Extracted records:
══════════════════════════════

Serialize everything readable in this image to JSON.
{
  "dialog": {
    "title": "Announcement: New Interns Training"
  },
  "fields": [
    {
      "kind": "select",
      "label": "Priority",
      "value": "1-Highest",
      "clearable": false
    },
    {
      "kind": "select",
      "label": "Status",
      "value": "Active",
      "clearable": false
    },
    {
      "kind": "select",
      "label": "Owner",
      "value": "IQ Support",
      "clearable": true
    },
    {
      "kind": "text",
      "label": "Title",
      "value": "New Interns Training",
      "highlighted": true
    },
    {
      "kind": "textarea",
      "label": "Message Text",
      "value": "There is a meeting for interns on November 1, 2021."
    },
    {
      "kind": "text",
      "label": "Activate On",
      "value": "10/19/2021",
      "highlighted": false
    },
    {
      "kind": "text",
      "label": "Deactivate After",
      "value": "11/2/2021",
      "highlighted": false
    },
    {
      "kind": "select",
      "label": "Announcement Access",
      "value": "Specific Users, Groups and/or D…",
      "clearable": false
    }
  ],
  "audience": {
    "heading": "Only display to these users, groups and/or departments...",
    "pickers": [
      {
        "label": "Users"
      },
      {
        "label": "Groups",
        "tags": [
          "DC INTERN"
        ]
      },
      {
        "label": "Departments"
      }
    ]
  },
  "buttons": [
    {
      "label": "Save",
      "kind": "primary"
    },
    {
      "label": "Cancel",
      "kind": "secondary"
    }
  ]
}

══════════════════════════════

### BRIEF
Give an exact copy of all the data shown above.

### REPLY
Serialize everything readable in this image to JSON.
{
  "dialog": {
    "title": "Announcement: New Interns Training"
  },
  "fields": [
    {
      "kind": "select",
      "label": "Priority",
      "value": "1-Highest",
      "clearable": false
    },
    {
      "kind": "select",
      "label": "Status",
      "value": "Active",
      "clearable": false
    },
    {
      "kind": "select",
      "label": "Owner",
      "value": "IQ Support",
      "clearable": true
    },
    {
      "kind": "text",
      "label": "Title",
      "value": "New Interns Training",
      "highlighted": true
    },
    {
      "kind": "textarea",
      "label": "Message Text",
      "value": "There is a meeting for interns on November 1, 2021."
    },
    {
      "kind": "text",
      "label": "Activate On",
      "value": "10/19/2021",
      "highlighted": false
    },
    {
      "kind": "text",
      "label": "Deactivate After",
      "value": "11/2/2021",
      "highlighted": false
    },
    {
      "kind": "select",
      "label": "Announcement Access",
      "value": "Specific Users, Groups and/or D…",
      "clearable": false
    }
  ],
  "audience": {
    "heading": "Only display to these users, groups and/or departments...",
    "pickers": [
      {
        "label": "Users"
      },
      {
        "label": "Groups",
        "tags": [
          "DC INTERN"
        ]
      },
      {
        "label": "Departments"
      }
    ]
  },
  "buttons": [
    {
      "label": "Save",
      "kind": "primary"
    },
    {
      "label": "Cancel",
      "kind": "secondary"
    }
  ]
}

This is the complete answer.